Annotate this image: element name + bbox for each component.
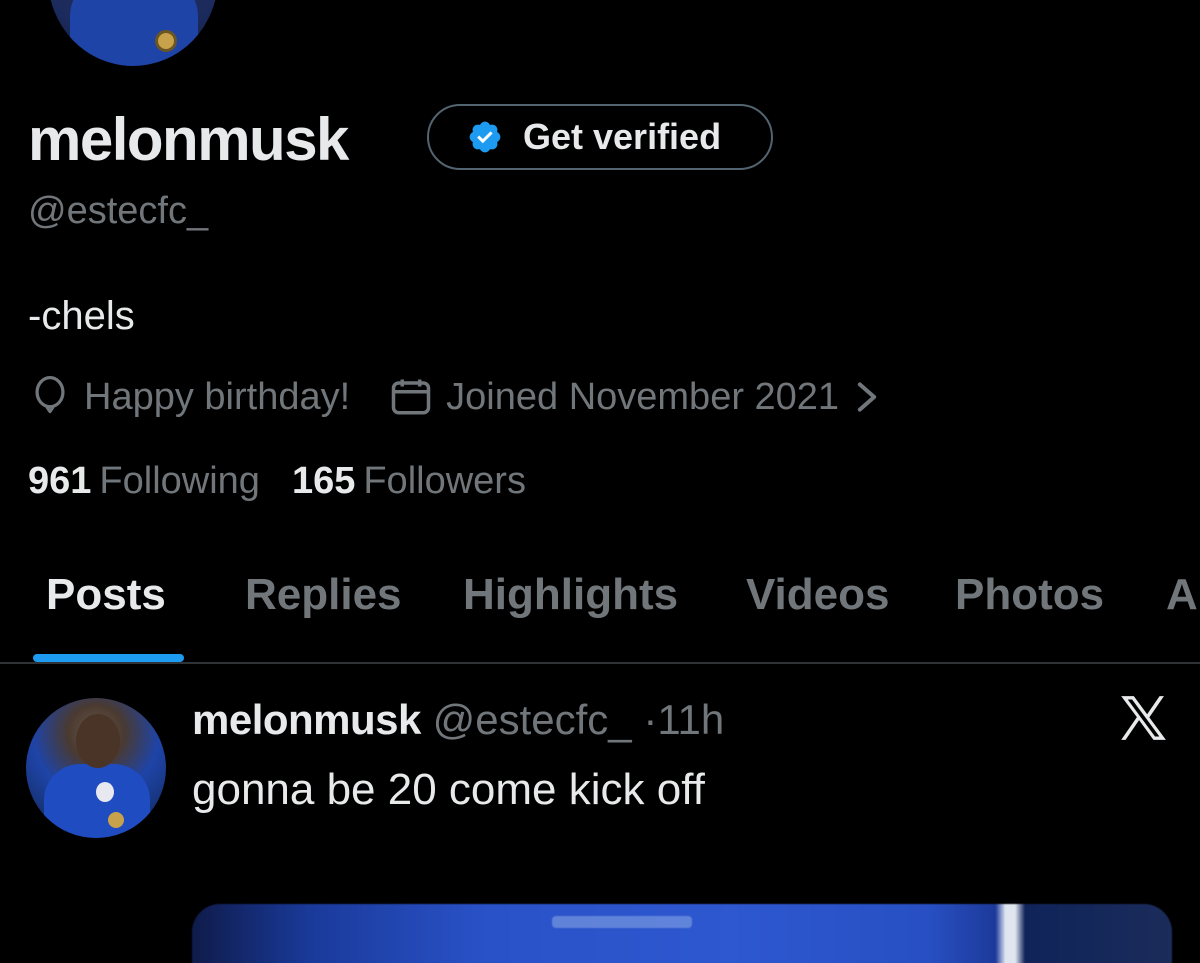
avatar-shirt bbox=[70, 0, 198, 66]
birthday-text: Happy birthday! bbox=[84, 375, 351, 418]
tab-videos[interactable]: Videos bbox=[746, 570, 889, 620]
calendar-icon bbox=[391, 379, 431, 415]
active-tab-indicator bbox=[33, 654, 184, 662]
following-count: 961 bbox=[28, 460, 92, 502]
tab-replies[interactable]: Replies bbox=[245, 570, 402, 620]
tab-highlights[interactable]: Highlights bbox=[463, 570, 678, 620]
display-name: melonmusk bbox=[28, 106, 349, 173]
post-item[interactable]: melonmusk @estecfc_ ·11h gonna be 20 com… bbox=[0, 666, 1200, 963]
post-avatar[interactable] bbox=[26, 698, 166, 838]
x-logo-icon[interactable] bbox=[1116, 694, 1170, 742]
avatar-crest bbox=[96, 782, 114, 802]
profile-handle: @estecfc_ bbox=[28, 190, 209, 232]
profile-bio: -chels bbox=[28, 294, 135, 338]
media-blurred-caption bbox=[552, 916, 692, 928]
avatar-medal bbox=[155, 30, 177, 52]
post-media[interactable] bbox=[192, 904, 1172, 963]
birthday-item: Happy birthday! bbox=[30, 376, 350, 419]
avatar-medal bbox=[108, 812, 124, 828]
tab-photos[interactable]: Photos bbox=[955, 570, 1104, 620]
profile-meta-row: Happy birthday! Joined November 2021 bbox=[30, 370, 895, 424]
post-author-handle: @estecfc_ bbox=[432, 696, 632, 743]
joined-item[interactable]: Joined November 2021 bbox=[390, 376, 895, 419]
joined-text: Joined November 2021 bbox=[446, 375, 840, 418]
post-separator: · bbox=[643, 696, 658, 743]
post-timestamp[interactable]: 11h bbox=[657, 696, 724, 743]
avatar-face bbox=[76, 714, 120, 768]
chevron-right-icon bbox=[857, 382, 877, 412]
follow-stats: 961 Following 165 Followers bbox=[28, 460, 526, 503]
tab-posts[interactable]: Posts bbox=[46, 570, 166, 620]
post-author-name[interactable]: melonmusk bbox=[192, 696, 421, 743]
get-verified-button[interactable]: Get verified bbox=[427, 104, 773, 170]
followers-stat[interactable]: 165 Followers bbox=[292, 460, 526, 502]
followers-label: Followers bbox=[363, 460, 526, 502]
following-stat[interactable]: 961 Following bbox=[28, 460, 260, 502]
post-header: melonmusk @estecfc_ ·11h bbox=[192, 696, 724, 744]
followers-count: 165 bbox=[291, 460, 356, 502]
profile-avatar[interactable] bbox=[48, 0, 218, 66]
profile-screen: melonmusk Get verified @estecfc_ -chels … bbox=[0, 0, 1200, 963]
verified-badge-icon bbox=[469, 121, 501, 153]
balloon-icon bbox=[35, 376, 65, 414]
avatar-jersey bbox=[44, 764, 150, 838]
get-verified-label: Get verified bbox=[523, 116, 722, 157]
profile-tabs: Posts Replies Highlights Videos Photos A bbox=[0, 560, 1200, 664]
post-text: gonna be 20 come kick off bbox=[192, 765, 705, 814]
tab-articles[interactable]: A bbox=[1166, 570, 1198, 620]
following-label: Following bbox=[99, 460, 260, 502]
....
→ **Written instruction**
Reproduce word for word the lines from the one containing "avatar-shirt bbox=[70, 0, 198, 66]" through the one containing "post-item[interactable]: melonmusk @estecfc_", including both of those lines.

→ **Right answer**
avatar-shirt bbox=[70, 0, 198, 66]
birthday-text: Happy birthday! bbox=[84, 375, 351, 418]
tab-videos[interactable]: Videos bbox=[746, 570, 889, 620]
calendar-icon bbox=[391, 379, 431, 415]
active-tab-indicator bbox=[33, 654, 184, 662]
following-count: 961 bbox=[28, 460, 92, 502]
tab-replies[interactable]: Replies bbox=[245, 570, 402, 620]
tab-highlights[interactable]: Highlights bbox=[463, 570, 678, 620]
display-name: melonmusk bbox=[28, 106, 349, 173]
post-item[interactable]: melonmusk @estecfc_ ·11h gonna be 20 com… bbox=[0, 666, 1200, 963]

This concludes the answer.